Find the lines with "this" in them and copy them out.

—————

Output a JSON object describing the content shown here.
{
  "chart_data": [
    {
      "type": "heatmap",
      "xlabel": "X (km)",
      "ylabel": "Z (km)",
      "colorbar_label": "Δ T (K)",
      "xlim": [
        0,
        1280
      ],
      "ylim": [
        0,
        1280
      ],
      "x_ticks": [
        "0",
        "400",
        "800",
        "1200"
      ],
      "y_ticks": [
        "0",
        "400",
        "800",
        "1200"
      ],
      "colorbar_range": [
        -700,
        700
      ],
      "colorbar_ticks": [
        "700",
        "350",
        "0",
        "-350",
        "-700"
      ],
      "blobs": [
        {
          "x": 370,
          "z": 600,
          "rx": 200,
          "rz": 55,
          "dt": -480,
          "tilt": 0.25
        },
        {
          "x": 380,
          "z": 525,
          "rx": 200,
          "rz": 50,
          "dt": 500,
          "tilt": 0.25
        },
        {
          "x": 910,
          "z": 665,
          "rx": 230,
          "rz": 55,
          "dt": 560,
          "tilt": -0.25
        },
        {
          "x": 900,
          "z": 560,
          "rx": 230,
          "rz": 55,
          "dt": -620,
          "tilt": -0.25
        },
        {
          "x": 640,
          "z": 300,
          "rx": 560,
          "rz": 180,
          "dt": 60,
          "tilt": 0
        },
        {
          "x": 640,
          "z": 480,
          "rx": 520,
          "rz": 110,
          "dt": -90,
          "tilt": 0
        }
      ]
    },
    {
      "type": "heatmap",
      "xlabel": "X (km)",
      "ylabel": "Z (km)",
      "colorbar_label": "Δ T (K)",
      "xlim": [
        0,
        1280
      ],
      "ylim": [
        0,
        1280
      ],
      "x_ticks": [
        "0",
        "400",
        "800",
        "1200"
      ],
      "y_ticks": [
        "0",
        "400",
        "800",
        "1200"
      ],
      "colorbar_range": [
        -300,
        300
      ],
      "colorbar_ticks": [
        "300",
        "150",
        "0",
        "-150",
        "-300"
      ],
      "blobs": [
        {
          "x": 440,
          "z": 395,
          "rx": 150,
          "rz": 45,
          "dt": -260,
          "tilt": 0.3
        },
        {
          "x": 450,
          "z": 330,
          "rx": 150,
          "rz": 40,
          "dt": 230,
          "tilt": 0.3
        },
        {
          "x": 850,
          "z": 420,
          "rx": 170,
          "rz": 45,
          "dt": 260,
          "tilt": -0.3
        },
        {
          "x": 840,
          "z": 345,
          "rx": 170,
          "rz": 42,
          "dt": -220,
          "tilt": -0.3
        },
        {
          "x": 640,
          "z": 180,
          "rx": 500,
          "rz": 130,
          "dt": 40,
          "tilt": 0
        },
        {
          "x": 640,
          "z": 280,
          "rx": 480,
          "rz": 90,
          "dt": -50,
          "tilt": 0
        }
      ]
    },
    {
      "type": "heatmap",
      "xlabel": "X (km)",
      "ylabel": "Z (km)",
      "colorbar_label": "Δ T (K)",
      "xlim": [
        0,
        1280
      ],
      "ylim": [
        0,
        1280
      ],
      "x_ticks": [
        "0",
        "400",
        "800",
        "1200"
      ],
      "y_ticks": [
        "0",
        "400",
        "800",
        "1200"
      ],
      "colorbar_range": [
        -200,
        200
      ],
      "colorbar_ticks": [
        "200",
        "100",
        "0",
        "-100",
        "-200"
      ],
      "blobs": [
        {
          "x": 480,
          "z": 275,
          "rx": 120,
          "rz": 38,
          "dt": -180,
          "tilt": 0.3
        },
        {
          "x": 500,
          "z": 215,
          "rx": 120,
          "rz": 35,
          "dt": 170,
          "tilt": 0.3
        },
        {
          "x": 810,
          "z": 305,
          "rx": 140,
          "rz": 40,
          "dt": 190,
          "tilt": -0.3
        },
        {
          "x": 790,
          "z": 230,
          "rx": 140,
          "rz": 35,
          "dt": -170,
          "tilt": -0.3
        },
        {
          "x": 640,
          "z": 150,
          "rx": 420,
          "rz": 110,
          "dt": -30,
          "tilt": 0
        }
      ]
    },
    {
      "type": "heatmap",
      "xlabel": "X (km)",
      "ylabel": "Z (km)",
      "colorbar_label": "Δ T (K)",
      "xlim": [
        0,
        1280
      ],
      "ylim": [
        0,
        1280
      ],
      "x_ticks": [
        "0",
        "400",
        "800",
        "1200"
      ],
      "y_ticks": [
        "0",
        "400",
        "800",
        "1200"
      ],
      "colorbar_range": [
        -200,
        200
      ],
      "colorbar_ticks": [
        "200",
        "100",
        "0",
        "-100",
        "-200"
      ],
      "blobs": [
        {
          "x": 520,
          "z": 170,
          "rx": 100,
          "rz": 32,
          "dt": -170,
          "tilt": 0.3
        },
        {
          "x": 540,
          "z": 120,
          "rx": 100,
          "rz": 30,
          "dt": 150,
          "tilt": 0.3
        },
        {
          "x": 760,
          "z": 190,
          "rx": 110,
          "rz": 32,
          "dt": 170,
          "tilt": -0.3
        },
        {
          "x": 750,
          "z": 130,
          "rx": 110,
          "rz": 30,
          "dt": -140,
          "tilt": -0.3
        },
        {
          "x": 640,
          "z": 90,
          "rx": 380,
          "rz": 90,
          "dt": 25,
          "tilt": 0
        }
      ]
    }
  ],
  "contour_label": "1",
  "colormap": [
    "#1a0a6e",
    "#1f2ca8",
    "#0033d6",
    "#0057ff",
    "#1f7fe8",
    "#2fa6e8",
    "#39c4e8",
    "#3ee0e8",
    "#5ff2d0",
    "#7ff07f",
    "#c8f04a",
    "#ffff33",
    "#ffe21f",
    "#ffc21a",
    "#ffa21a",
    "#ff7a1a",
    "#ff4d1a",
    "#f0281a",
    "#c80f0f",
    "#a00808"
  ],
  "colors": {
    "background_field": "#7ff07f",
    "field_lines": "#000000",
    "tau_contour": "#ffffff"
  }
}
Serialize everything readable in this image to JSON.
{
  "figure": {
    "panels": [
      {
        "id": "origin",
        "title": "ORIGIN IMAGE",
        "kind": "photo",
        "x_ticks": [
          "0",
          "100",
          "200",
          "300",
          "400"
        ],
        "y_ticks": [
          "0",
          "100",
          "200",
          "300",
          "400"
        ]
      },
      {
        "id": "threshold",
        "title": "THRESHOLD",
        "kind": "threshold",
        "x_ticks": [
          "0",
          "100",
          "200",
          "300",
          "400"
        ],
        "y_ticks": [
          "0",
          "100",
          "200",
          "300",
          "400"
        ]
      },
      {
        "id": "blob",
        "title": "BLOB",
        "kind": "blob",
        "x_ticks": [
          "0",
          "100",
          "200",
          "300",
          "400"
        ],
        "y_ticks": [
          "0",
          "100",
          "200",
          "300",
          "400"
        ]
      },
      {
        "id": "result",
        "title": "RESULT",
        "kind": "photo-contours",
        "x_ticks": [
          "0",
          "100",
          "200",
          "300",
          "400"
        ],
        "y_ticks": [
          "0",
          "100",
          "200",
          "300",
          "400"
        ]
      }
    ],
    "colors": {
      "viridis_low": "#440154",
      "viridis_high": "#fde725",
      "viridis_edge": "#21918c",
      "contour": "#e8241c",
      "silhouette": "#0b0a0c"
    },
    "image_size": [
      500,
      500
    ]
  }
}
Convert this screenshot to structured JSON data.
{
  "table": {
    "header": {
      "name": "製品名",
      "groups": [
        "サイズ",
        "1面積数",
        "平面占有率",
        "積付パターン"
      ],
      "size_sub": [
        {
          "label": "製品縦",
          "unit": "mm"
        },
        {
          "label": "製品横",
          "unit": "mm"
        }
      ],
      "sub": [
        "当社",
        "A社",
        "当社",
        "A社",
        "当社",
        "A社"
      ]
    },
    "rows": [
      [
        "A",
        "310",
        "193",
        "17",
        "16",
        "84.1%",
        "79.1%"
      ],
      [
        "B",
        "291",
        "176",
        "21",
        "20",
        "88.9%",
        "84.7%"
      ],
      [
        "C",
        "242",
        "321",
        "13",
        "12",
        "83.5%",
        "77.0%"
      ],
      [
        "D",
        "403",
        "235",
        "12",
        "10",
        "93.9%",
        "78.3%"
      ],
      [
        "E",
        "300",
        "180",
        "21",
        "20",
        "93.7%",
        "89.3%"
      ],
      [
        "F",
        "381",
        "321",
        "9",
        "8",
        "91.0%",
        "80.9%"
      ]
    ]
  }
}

—————

(RESPONSE)
Serialize everything readable in this image to JSON.
Convert this screenshot to structured JSON data.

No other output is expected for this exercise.